Problem to solve:
Every record here needs to be written out again exactly.

Chart and figure data
• • • • • • •

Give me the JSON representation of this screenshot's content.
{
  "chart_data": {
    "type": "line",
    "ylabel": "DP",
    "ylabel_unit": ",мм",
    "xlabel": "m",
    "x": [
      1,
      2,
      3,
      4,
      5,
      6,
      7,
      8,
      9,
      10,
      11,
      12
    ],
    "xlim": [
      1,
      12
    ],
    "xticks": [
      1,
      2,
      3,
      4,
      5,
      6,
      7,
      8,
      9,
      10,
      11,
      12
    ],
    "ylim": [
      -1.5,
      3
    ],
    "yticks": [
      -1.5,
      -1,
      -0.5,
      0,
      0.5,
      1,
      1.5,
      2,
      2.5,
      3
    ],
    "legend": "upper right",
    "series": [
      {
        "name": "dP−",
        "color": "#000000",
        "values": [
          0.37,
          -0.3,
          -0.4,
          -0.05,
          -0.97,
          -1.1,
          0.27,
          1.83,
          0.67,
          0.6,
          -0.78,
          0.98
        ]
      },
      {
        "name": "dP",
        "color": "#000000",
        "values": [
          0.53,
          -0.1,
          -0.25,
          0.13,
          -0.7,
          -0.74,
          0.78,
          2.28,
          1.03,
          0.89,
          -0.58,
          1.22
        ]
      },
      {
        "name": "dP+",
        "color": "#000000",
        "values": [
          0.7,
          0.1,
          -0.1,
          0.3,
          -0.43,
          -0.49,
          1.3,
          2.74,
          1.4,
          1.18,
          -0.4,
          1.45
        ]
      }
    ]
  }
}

• • • • • • •

Solution:
Give me the JSON representation of this screenshot's content.
{
  "chart_data": {
    "type": "line",
    "ylabel": "DP",
    "ylabel_unit": ",мм",
    "xlabel": "m",
    "x": [
      1,
      2,
      3,
      4,
      5,
      6,
      7,
      8,
      9,
      10,
      11,
      12
    ],
    "xlim": [
      1,
      12
    ],
    "xticks": [
      1,
      2,
      3,
      4,
      5,
      6,
      7,
      8,
      9,
      10,
      11,
      12
    ],
    "ylim": [
      -1.5,
      3
    ],
    "yticks": [
      -1.5,
      -1,
      -0.5,
      0,
      0.5,
      1,
      1.5,
      2,
      2.5,
      3
    ],
    "legend": "upper right",
    "series": [
      {
        "name": "dP−",
        "color": "#000000",
        "values": [
          0.37,
          -0.3,
          -0.4,
          -0.05,
          -0.97,
          -1.1,
          0.27,
          1.83,
          0.67,
          0.6,
          -0.78,
          0.98
        ]
      },
      {
        "name": "dP",
        "color": "#000000",
        "values": [
          0.53,
          -0.1,
          -0.25,
          0.13,
          -0.7,
          -0.74,
          0.78,
          2.28,
          1.03,
          0.89,
          -0.58,
          1.22
        ]
      },
      {
        "name": "dP+",
        "color": "#000000",
        "values": [
          0.7,
          0.1,
          -0.1,
          0.3,
          -0.43,
          -0.49,
          1.3,
          2.74,
          1.4,
          1.18,
          -0.4,
          1.45
        ]
      }
    ]
  }
}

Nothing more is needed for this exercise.